» **Supplied records**:
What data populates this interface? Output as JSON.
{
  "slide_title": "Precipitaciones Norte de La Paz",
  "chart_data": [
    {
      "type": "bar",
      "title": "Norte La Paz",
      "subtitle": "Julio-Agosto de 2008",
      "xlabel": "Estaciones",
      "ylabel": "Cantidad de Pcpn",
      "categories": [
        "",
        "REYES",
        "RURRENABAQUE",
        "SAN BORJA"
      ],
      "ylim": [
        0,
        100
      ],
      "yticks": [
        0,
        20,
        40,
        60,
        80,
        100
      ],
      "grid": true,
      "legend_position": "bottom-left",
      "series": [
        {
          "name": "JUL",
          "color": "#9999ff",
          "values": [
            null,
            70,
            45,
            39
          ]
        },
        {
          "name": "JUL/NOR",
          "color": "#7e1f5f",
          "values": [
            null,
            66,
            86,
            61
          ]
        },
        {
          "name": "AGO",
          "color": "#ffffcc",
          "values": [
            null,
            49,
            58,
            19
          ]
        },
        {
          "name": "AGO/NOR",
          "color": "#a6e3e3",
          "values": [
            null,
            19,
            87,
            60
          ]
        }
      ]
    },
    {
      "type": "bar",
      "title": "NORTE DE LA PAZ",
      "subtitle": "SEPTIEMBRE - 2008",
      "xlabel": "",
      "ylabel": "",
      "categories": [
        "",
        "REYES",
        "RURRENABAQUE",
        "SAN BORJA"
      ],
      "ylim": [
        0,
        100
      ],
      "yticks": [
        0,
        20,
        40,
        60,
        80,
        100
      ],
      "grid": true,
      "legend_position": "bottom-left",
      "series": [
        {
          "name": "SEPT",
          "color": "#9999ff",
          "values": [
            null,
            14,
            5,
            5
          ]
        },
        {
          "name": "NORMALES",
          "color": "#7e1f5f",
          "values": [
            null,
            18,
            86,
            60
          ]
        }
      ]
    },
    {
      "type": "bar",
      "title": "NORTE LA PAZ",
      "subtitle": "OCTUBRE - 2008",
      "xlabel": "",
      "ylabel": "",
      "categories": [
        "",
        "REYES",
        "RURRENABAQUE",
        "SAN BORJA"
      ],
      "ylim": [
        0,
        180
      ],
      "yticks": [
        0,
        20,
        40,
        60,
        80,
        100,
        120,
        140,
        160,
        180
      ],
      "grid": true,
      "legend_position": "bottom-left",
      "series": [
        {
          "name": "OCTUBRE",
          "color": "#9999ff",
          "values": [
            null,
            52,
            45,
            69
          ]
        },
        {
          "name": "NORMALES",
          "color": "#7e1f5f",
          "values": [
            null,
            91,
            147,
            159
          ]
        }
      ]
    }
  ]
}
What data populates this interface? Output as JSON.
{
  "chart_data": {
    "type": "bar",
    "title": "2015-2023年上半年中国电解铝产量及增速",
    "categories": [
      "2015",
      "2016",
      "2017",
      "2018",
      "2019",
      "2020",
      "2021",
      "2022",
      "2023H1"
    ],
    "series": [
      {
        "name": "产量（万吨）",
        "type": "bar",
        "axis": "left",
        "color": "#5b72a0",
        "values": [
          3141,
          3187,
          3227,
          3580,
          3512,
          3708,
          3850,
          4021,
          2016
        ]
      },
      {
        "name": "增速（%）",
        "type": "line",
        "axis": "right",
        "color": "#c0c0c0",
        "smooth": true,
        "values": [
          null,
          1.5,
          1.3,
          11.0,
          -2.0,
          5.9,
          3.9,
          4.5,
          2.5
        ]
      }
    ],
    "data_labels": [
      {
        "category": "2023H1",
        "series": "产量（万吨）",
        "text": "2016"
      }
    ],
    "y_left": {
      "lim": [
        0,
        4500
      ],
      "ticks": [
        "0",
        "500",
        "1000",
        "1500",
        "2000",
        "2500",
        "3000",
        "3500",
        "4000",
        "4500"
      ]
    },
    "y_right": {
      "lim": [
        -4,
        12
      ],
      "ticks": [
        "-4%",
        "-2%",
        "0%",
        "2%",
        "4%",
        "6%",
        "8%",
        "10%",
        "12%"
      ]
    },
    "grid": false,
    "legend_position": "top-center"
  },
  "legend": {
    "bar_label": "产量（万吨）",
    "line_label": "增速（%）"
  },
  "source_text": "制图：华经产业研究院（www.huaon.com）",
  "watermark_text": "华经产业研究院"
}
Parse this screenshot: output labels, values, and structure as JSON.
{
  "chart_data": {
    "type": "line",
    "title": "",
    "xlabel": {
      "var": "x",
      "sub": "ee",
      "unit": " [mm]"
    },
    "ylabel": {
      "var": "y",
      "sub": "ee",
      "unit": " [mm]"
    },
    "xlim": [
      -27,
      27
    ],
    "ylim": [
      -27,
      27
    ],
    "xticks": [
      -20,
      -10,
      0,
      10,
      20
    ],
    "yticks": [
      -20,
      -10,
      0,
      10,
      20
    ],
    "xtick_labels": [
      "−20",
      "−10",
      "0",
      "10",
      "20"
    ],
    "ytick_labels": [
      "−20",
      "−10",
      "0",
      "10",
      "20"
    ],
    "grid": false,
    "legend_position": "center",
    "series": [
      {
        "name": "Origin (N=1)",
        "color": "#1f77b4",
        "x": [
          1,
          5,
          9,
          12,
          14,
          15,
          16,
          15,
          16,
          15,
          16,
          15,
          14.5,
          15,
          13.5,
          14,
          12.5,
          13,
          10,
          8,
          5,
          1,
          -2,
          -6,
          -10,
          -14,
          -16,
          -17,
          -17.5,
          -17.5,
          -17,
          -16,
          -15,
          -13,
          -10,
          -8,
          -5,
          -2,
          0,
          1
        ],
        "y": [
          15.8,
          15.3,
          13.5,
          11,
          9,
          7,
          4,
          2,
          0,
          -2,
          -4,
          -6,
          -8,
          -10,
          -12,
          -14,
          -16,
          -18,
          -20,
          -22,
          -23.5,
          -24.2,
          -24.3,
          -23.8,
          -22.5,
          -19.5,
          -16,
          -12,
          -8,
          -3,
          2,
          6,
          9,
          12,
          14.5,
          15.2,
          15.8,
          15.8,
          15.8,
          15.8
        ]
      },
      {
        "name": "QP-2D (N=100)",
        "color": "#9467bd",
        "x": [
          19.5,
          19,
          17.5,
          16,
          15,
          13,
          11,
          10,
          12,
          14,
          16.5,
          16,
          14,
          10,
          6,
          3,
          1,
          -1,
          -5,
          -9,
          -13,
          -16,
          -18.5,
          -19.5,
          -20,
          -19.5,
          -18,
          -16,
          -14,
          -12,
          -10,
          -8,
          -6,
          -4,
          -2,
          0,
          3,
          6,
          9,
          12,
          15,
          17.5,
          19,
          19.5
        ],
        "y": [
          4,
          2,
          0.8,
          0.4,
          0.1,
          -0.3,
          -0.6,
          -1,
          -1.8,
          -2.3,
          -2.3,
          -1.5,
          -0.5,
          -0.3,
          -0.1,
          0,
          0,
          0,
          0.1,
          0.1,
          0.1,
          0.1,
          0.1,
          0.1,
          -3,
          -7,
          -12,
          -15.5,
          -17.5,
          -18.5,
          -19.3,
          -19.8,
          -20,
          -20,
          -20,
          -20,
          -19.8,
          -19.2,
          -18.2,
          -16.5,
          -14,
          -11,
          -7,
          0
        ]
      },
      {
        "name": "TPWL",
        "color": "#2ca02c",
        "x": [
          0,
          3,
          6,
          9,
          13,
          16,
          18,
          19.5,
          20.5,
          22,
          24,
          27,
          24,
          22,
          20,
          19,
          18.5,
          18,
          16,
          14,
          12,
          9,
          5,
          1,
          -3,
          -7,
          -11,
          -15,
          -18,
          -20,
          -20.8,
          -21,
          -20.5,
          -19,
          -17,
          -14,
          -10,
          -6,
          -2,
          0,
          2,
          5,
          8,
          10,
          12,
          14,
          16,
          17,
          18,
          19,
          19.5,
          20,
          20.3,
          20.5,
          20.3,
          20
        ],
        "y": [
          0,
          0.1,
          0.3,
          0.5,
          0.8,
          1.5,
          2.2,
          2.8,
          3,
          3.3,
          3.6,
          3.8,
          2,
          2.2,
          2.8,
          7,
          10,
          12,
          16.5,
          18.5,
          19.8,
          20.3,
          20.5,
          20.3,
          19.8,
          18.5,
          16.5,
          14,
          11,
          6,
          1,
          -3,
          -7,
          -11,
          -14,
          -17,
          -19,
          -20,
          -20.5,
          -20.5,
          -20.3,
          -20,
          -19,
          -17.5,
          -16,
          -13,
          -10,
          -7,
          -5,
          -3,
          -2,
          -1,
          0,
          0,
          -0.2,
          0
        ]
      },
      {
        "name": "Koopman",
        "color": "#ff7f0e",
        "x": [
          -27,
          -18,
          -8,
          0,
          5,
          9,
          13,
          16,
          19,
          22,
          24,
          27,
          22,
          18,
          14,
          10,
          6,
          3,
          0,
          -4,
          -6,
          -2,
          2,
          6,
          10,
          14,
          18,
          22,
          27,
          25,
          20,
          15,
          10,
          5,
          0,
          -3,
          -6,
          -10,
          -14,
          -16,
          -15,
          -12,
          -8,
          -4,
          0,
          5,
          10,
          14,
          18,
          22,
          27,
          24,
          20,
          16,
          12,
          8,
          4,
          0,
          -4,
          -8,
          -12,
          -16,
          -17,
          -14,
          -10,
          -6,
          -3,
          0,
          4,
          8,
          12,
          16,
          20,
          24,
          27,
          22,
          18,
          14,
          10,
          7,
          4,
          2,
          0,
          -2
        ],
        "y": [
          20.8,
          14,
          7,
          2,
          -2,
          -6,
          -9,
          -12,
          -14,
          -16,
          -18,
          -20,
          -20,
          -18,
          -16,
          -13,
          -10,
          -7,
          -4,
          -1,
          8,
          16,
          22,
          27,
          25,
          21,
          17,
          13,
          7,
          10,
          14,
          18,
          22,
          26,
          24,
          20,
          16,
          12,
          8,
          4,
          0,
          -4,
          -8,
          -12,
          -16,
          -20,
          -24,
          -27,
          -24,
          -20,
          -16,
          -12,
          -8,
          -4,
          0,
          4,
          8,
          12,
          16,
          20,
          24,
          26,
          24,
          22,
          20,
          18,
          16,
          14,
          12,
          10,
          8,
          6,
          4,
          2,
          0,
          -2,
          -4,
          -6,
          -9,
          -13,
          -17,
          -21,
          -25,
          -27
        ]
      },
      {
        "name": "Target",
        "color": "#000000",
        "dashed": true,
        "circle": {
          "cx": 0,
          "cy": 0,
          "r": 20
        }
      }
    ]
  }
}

» **Task directions**: Search the listing above for the string "subtitle". Copy every line that contains it.

» **Expected answer**:
      "subtitle": "Julio-Agosto de 2008",
      "subtitle": "SEPTIEMBRE - 2008",
      "subtitle": "OCTUBRE - 2008",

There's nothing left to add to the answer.